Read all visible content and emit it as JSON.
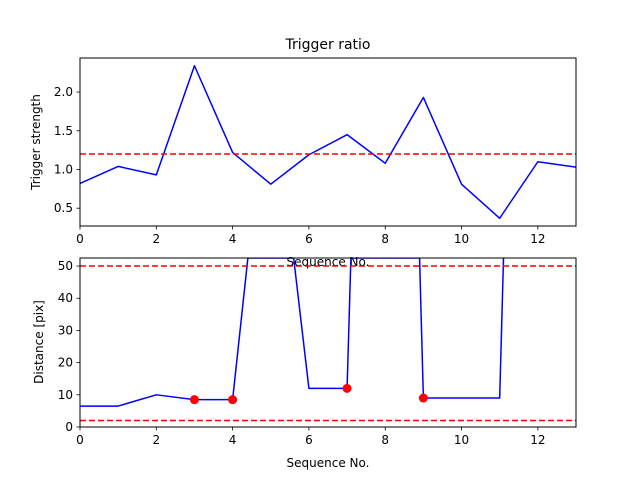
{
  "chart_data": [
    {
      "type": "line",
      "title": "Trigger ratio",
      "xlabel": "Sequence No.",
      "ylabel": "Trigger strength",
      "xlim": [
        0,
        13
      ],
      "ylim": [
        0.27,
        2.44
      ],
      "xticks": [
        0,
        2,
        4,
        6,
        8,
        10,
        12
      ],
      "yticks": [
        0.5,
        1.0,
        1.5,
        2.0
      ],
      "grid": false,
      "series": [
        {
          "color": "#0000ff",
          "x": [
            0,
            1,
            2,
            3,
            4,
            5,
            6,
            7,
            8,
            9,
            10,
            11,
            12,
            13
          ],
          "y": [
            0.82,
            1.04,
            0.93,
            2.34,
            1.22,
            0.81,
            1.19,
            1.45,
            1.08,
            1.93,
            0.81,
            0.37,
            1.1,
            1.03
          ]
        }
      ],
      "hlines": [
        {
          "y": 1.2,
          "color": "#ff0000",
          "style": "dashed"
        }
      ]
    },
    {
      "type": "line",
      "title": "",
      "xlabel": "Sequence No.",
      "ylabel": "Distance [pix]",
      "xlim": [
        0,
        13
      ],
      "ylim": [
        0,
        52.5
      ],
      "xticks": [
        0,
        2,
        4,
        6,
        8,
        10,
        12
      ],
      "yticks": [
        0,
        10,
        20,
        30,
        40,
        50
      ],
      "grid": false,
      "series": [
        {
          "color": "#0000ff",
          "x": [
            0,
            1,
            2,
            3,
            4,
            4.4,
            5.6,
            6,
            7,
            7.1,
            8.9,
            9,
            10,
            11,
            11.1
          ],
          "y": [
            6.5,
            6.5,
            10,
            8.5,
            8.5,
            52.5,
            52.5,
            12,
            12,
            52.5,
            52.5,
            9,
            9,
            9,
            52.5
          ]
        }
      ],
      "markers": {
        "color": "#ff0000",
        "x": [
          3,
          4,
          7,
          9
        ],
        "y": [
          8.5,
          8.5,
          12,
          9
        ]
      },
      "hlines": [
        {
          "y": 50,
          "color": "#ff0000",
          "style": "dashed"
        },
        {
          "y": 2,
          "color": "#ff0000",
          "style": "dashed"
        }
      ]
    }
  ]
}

-- Required work --
Wherever a line in the data above holds "Trigger", copy that line.

-- Final result --
      "title": "Trigger ratio",
      "ylabel": "Trigger strength",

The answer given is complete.